▶ [Task instructions] Every entry below should be repeated exactly; the pictures should not.

::: Task input

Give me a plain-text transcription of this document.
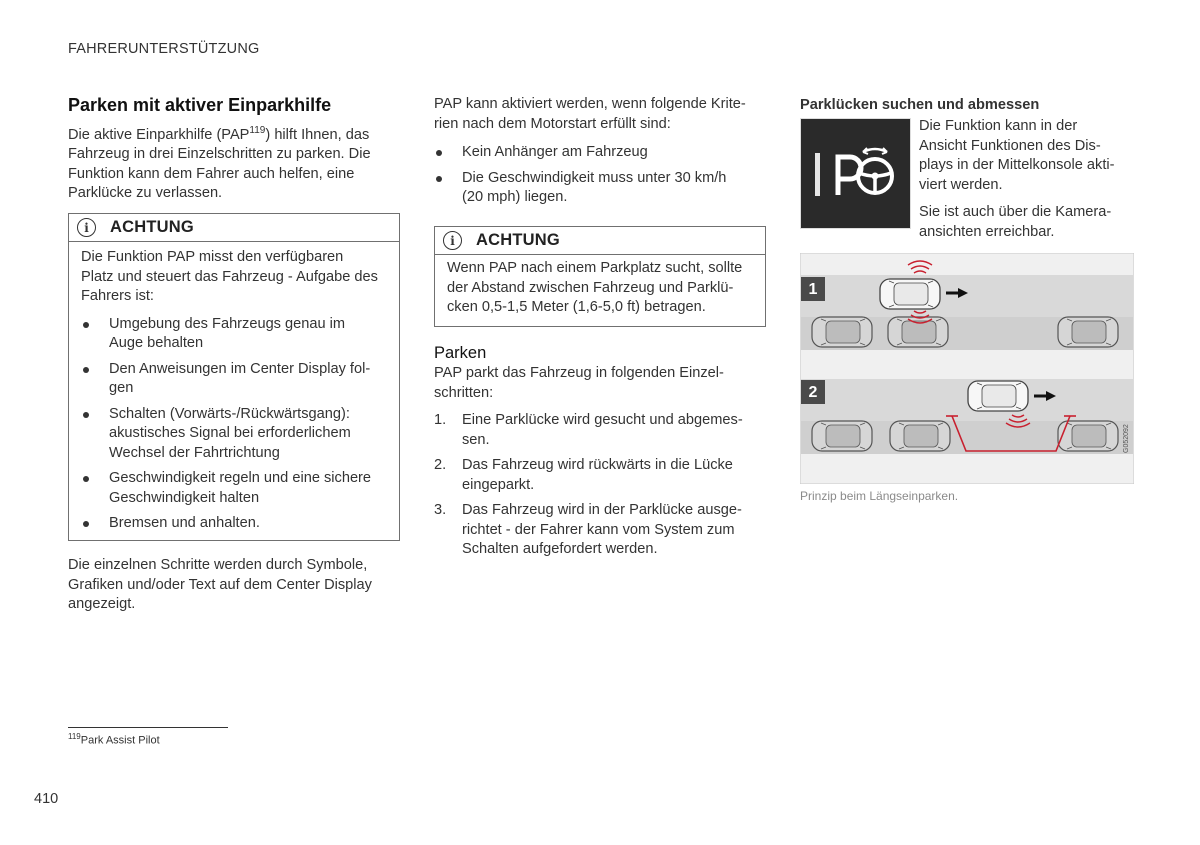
FAHRERUNTERSTÜTZUNG
Parken mit aktiver Einparkhilfe
Die aktive Einparkhilfe (PAP$^{119}$) hilft Ihnen, das
Fahrzeug in drei Einzelschritten zu parken. Die
Funktion kann dem Fahrer auch helfen, eine
Parklücke zu verlassen.
i	ACHTUNG
Die Funktion PAP misst den verfügbaren
Platz und steuert das Fahrzeug - Aufgabe des
Fahrers ist:
Umgebung des Fahrzeugs genau im
Auge behalten
Den Anweisungen im Center Display fol-
gen
Schalten (Vorwärts-/Rückwärtsgang):
akustisches Signal bei erforderlichem
Wechsel der Fahrtrichtung
Geschwindigkeit regeln und eine sichere
Geschwindigkeit halten
Bremsen und anhalten.
Die einzelnen Schritte werden durch Symbole,
Grafiken und/oder Text auf dem Center Display
angezeigt.
PAP kann aktiviert werden, wenn folgende Krite-
rien nach dem Motorstart erfüllt sind:
Kein Anhänger am Fahrzeug
Die Geschwindigkeit muss unter 30 km/h
(20 mph) liegen.
i	ACHTUNG
Wenn PAP nach einem Parkplatz sucht, sollte
der Abstand zwischen Fahrzeug und Parklü-
cken 0,5-1,5 Meter (1,6-5,0 ft) betragen.
Parken
PAP parkt das Fahrzeug in folgenden Einzel-
schritten:
1. Eine Parklücke wird gesucht und abgemes-
sen.
2. Das Fahrzeug wird rückwärts in die Lücke
eingeparkt.
3. Das Fahrzeug wird in der Parklücke ausge-
richtet - der Fahrer kann vom System zum
Schalten aufgefordert werden.
Parklücken suchen und abmessen
Die Funktion kann in der
Ansicht Funktionen des Dis-
plays in der Mittelkonsole akti-
viert werden.
Sie ist auch über die Kamera-
ansichten erreichbar.
1
2
G052092
Prinzip beim Längseinparken.
$^{119}$Park Assist Pilot
410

::::::

▶ [Exercise result]
Give me a plain-text transcription of this document.
FAHRERUNTERSTÜTZUNG
Parken mit aktiver Einparkhilfe
Die aktive Einparkhilfe (PAP$^{119}$) hilft Ihnen, das
Fahrzeug in drei Einzelschritten zu parken. Die
Funktion kann dem Fahrer auch helfen, eine
Parklücke zu verlassen.
i	ACHTUNG
Die Funktion PAP misst den verfügbaren
Platz und steuert das Fahrzeug - Aufgabe des
Fahrers ist:
Umgebung des Fahrzeugs genau im
Auge behalten
Den Anweisungen im Center Display fol-
gen
Schalten (Vorwärts-/Rückwärtsgang):
akustisches Signal bei erforderlichem
Wechsel der Fahrtrichtung
Geschwindigkeit regeln und eine sichere
Geschwindigkeit halten
Bremsen und anhalten.
Die einzelnen Schritte werden durch Symbole,
Grafiken und/oder Text auf dem Center Display
angezeigt.
PAP kann aktiviert werden, wenn folgende Krite-
rien nach dem Motorstart erfüllt sind:
Kein Anhänger am Fahrzeug
Die Geschwindigkeit muss unter 30 km/h
(20 mph) liegen.
i	ACHTUNG
Wenn PAP nach einem Parkplatz sucht, sollte
der Abstand zwischen Fahrzeug und Parklü-
cken 0,5-1,5 Meter (1,6-5,0 ft) betragen.
Parken
PAP parkt das Fahrzeug in folgenden Einzel-
schritten:
1. Eine Parklücke wird gesucht und abgemes-
sen.
2. Das Fahrzeug wird rückwärts in die Lücke
eingeparkt.
3. Das Fahrzeug wird in der Parklücke ausge-
richtet - der Fahrer kann vom System zum
Schalten aufgefordert werden.
Parklücken suchen und abmessen
Die Funktion kann in der
Ansicht Funktionen des Dis-
plays in der Mittelkonsole akti-
viert werden.
Sie ist auch über die Kamera-
ansichten erreichbar.
1
2
G052092
Prinzip beim Längseinparken.
$^{119}$Park Assist Pilot
410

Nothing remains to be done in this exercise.